**Material for this task**.
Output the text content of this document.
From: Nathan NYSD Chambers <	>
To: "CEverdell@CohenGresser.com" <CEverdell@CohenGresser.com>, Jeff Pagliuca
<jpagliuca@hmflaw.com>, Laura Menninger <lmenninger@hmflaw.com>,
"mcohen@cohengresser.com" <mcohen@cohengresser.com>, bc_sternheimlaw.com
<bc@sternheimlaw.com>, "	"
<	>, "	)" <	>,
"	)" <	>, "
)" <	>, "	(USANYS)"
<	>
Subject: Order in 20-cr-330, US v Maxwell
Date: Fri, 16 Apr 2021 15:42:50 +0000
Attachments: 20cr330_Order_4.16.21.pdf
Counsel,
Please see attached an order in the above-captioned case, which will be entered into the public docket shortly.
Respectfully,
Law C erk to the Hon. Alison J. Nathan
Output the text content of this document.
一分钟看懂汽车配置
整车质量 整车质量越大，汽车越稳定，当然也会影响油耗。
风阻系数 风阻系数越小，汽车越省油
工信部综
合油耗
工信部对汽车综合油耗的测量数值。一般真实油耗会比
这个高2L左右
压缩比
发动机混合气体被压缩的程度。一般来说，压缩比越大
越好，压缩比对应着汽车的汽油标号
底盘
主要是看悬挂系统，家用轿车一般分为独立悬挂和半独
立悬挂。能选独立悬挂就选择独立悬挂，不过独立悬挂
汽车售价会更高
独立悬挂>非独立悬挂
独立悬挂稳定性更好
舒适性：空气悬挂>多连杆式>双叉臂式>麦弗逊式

**What to work on**. Please quote the data above in full, with no line missing.

**Result**.
Output the text content of this document.
From: Nathan NYSD Chambers <	>
To: "CEverdell@CohenGresser.com" <CEverdell@CohenGresser.com>, Jeff Pagliuca
<jpagliuca@hmflaw.com>, Laura Menninger <lmenninger@hmflaw.com>,
"mcohen@cohengresser.com" <mcohen@cohengresser.com>, bc_sternheimlaw.com
<bc@sternheimlaw.com>, "	"
<	>, "	)" <	>,
"	)" <	>, "
)" <	>, "	(USANYS)"
<	>
Subject: Order in 20-cr-330, US v Maxwell
Date: Fri, 16 Apr 2021 15:42:50 +0000
Attachments: 20cr330_Order_4.16.21.pdf
Counsel,
Please see attached an order in the above-captioned case, which will be entered into the public docket shortly.
Respectfully,
Law C erk to the Hon. Alison J. Nathan
Output the text content of this document.
一分钟看懂汽车配置
整车质量 整车质量越大，汽车越稳定，当然也会影响油耗。
风阻系数 风阻系数越小，汽车越省油
工信部综
合油耗
工信部对汽车综合油耗的测量数值。一般真实油耗会比
这个高2L左右
压缩比
发动机混合气体被压缩的程度。一般来说，压缩比越大
越好，压缩比对应着汽车的汽油标号
底盘
主要是看悬挂系统，家用轿车一般分为独立悬挂和半独
立悬挂。能选独立悬挂就选择独立悬挂，不过独立悬挂
汽车售价会更高
独立悬挂>非独立悬挂
独立悬挂稳定性更好
舒适性：空气悬挂>多连杆式>双叉臂式>麦弗逊式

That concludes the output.